● What is asked:
Images appear in the records below; leave them out and repeat everything else exactly.

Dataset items
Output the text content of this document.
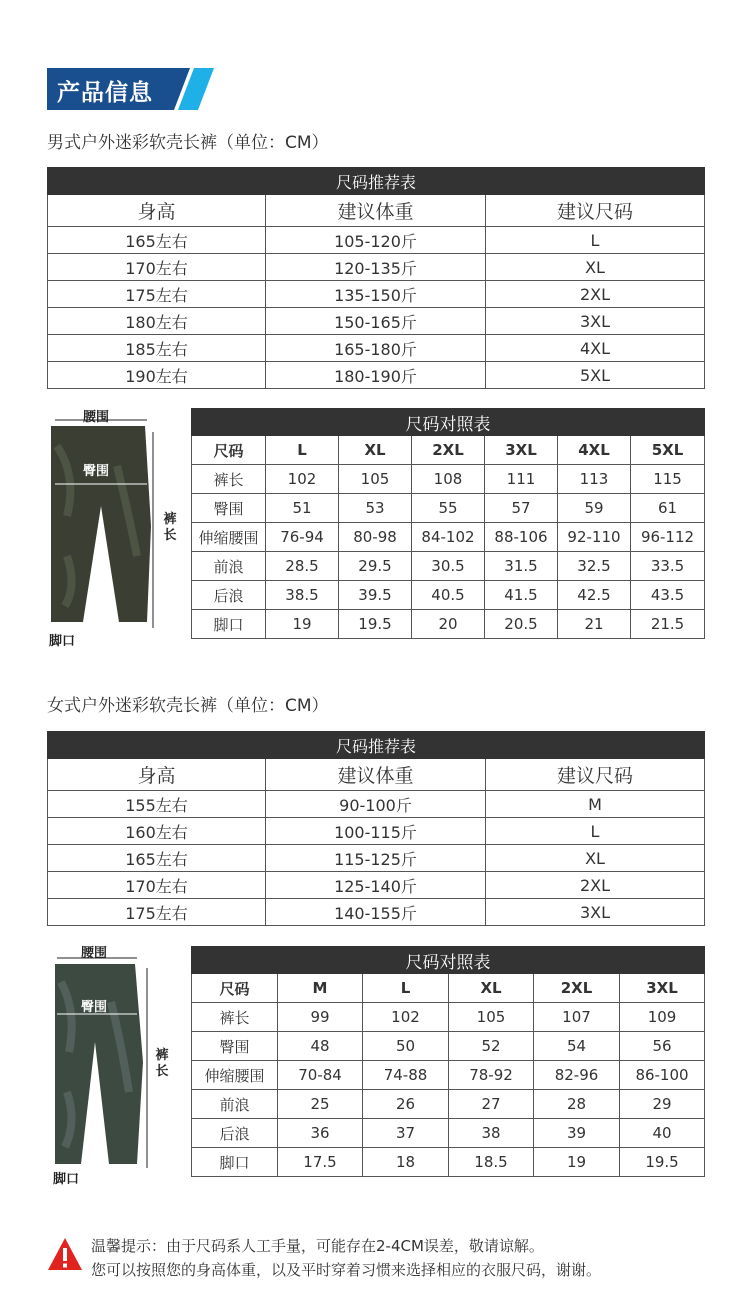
产品信息
男式户外迷彩软壳长裤（单位：CM）
尺码推荐表		
身高	建议体重	建议尺码
165左右	105-120斤	L
170左右	120-135斤	XL
175左右	135-150斤	2XL
180左右	150-165斤	3XL
185左右	165-180斤	4XL
190左右	180-190斤	5XL
腰围
臀围
裤长
脚口
尺码对照表						
尺码	L	XL	2XL	3XL	4XL	5XL
裤长	102	105	108	111	113	115
臀围	51	53	55	57	59	61
伸缩腰围	76-94	80-98	84-102	88-106	92-110	96-112
前浪	28.5	29.5	30.5	31.5	32.5	33.5
后浪	38.5	39.5	40.5	41.5	42.5	43.5
脚口	19	19.5	20	20.5	21	21.5
女式户外迷彩软壳长裤（单位：CM）
尺码推荐表		
身高	建议体重	建议尺码
155左右	90-100斤	M
160左右	100-115斤	L
165左右	115-125斤	XL
170左右	125-140斤	2XL
175左右	140-155斤	3XL
腰围
臀围
裤长
脚口
尺码对照表					
尺码	M	L	XL	2XL	3XL
裤长	99	102	105	107	109
臀围	48	50	52	54	56
伸缩腰围	70-84	74-88	78-92	82-96	86-100
前浪	25	26	27	28	29
后浪	36	37	38	39	40
脚口	17.5	18	18.5	19	19.5
温馨提示：由于尺码系人工手量，可能存在2-4CM误差，敬请谅解。
您可以按照您的身高体重，以及平时穿着习惯来选择相应的衣服尺码，谢谢。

● Task output:
Output the text content of this document.
产品信息
男式户外迷彩软壳长裤（单位：CM）
尺码推荐表		
身高	建议体重	建议尺码
165左右	105-120斤	L
170左右	120-135斤	XL
175左右	135-150斤	2XL
180左右	150-165斤	3XL
185左右	165-180斤	4XL
190左右	180-190斤	5XL
腰围
臀围
裤长
脚口
尺码对照表						
尺码	L	XL	2XL	3XL	4XL	5XL
裤长	102	105	108	111	113	115
臀围	51	53	55	57	59	61
伸缩腰围	76-94	80-98	84-102	88-106	92-110	96-112
前浪	28.5	29.5	30.5	31.5	32.5	33.5
后浪	38.5	39.5	40.5	41.5	42.5	43.5
脚口	19	19.5	20	20.5	21	21.5
女式户外迷彩软壳长裤（单位：CM）
尺码推荐表		
身高	建议体重	建议尺码
155左右	90-100斤	M
160左右	100-115斤	L
165左右	115-125斤	XL
170左右	125-140斤	2XL
175左右	140-155斤	3XL
腰围
臀围
裤长
脚口
尺码对照表					
尺码	M	L	XL	2XL	3XL
裤长	99	102	105	107	109
臀围	48	50	52	54	56
伸缩腰围	70-84	74-88	78-92	82-96	86-100
前浪	25	26	27	28	29
后浪	36	37	38	39	40
脚口	17.5	18	18.5	19	19.5
温馨提示：由于尺码系人工手量，可能存在2-4CM误差，敬请谅解。
您可以按照您的身高体重，以及平时穿着习惯来选择相应的衣服尺码，谢谢。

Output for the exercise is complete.